While ministers pose at safety summits and talk about science fiction risks, the real settlement is being written somewhere else. It is not about killer robots. It is about who owns the training data that feeds the engines running modern artificial intelligence, and who is quietly being turned into free raw material for systems they will never control.
The polite version of the story goes like this. Artificial intelligence companies collect great pools of text, images and audio. They use them to train models that answer questions, generate images, write code and summarise documents. Society benefits from new tools. Creators and publishers get more readers. Everyone wins.
The version that is actually playing out is different. A handful of very large model makers are buying peace from a handful of very large rights holders. They sign private deals with big news groups, image libraries and stock houses, while insisting that everything else on the open web is fair game. At the same time, they are fighting off lawsuits from authors, newspapers and media companies who were not invited to the signing ceremony.
Somewhere between those two poles sit the governments, including Britain’s, pretending that hosting a summit or publishing a strategy is the same as deciding where power lands. It is not. The true question is simple and entirely concrete. Who owns the training data. Who sets the price. Who is allowed to say no.
- Large models are trained on vast text and image collections: scraped public web pages, digitised books, code repositories, news archives and stock image libraries.
- Some of that material is openly licensed or genuinely public domain. Some is licensed under private contracts. A great deal is simply taken and defended as fair use or text and data mining.

(Dataset excerpt)
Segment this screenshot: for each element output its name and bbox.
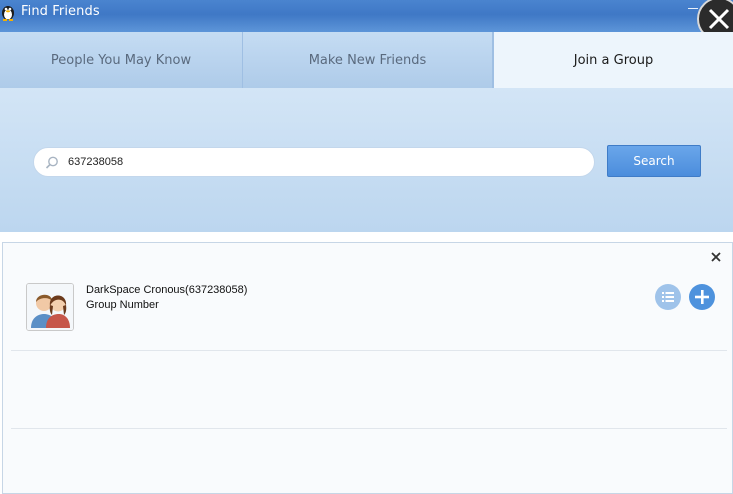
search-button[interactable]: Search (607, 145, 701, 177)
search-field[interactable] (33, 147, 595, 177)
group-number-label: Group Number (86, 299, 159, 311)
search-icon (44, 155, 60, 171)
tab-bar: People You May Know Make New Friends Joi… (0, 32, 733, 88)
tab-people-you-may-know[interactable]: People You May Know (0, 32, 243, 88)
tab-join-a-group[interactable]: Join a Group (493, 32, 733, 88)
results-panel: DarkSpace Cronous(637238058) Group Numbe… (2, 242, 733, 494)
group-avatar-icon[interactable] (26, 283, 74, 331)
search-input[interactable] (68, 152, 568, 172)
close-icon (708, 8, 730, 30)
penguin-icon (0, 3, 16, 21)
add-icon (695, 290, 709, 304)
details-icon (662, 292, 674, 302)
search-panel: Search (0, 88, 733, 232)
tab-make-new-friends[interactable]: Make New Friends (243, 32, 493, 88)
list-item-empty (11, 351, 727, 429)
group-details-button[interactable] (655, 284, 681, 310)
join-group-button[interactable] (689, 284, 715, 310)
close-results-icon[interactable] (709, 250, 723, 264)
window-title: Find Friends (21, 4, 100, 19)
group-name: DarkSpace Cronous(637238058) (86, 284, 248, 296)
list-item: DarkSpace Cronous(637238058) Group Numbe… (11, 273, 727, 351)
title-bar: Find Friends (0, 0, 733, 32)
close-icon (711, 252, 721, 262)
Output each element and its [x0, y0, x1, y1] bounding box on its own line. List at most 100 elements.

**Goal 1**
According to the essay on AI training data, what is the real settlement not about?
**Goal 2**
Repeat the essay on AI training data word for word from "Somewhere between those" to "allowed to say no.".

**Exercise response 1**
Killer robots.

**Exercise response 2**
Somewhere between those two poles sit the governments, including Britain’s, pretending that hosting a summit or publishing a strategy is the same as deciding where power lands. It is not. The true question is simple and entirely concrete. Who owns the training data. Who sets the price. Who is allowed to say no.